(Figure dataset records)
╭──

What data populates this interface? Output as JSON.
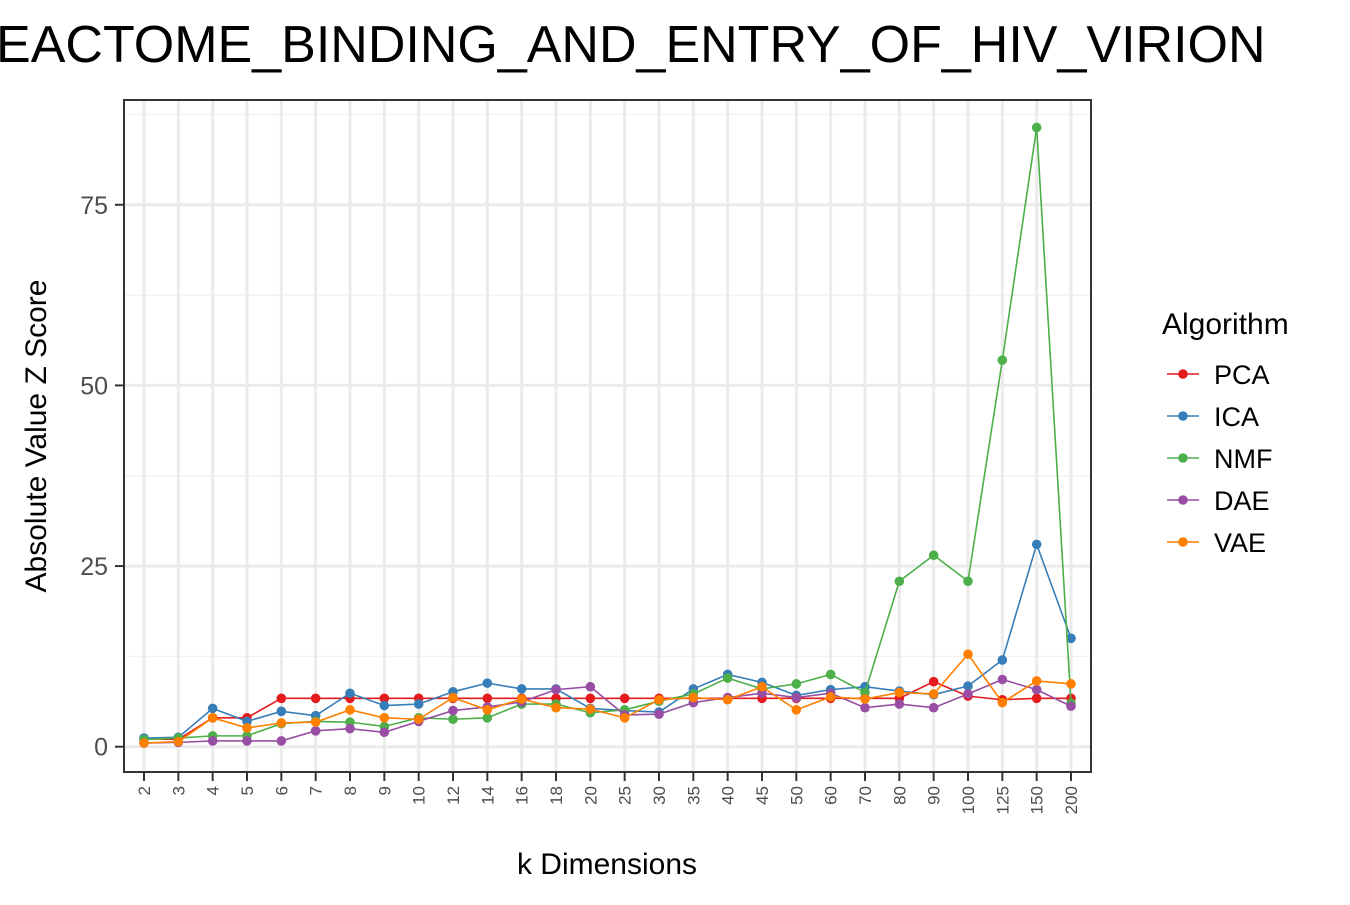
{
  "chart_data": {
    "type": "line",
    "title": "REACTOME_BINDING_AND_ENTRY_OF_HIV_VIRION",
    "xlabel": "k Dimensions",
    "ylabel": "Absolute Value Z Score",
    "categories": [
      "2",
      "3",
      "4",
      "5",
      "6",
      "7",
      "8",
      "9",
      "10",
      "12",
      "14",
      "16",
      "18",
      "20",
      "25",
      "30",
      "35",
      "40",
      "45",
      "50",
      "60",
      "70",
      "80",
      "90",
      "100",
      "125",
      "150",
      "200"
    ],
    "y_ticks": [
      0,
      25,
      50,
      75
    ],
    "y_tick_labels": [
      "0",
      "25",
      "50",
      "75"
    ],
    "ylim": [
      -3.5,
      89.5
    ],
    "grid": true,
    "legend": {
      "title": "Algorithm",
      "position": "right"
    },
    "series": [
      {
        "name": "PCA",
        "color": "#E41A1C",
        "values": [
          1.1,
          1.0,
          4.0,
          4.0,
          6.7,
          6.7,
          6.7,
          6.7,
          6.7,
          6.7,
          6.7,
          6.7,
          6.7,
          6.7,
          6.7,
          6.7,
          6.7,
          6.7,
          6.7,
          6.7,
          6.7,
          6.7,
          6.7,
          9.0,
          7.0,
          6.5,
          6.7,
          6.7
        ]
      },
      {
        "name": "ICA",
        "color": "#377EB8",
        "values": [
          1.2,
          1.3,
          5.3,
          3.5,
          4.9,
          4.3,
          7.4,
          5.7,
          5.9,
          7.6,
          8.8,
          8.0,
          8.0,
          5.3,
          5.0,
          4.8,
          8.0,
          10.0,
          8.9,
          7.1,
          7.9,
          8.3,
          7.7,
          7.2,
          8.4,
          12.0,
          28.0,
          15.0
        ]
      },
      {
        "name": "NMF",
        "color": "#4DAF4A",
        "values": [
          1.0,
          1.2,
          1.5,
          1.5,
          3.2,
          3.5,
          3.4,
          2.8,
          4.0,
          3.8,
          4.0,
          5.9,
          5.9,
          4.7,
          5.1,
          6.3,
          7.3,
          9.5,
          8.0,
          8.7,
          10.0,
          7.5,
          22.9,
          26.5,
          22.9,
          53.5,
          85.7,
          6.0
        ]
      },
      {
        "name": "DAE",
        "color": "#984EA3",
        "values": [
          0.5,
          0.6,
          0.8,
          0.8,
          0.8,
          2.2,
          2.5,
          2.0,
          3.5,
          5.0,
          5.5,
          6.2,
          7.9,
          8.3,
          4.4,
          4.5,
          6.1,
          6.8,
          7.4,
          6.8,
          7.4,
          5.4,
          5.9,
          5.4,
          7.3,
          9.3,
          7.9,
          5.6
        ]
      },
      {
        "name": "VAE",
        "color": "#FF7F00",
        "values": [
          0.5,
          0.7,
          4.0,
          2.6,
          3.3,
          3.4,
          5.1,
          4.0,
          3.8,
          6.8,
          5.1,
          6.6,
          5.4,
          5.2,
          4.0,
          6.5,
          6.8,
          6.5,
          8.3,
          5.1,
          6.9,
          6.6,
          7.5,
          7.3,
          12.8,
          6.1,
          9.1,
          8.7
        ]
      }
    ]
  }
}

╰──

Exercise instructions:
In the records above, find each line with the word "color" and copy it.

Exercise response:
        "color": "#E41A1C",
        "color": "#377EB8",
        "color": "#4DAF4A",
        "color": "#984EA3",
        "color": "#FF7F00",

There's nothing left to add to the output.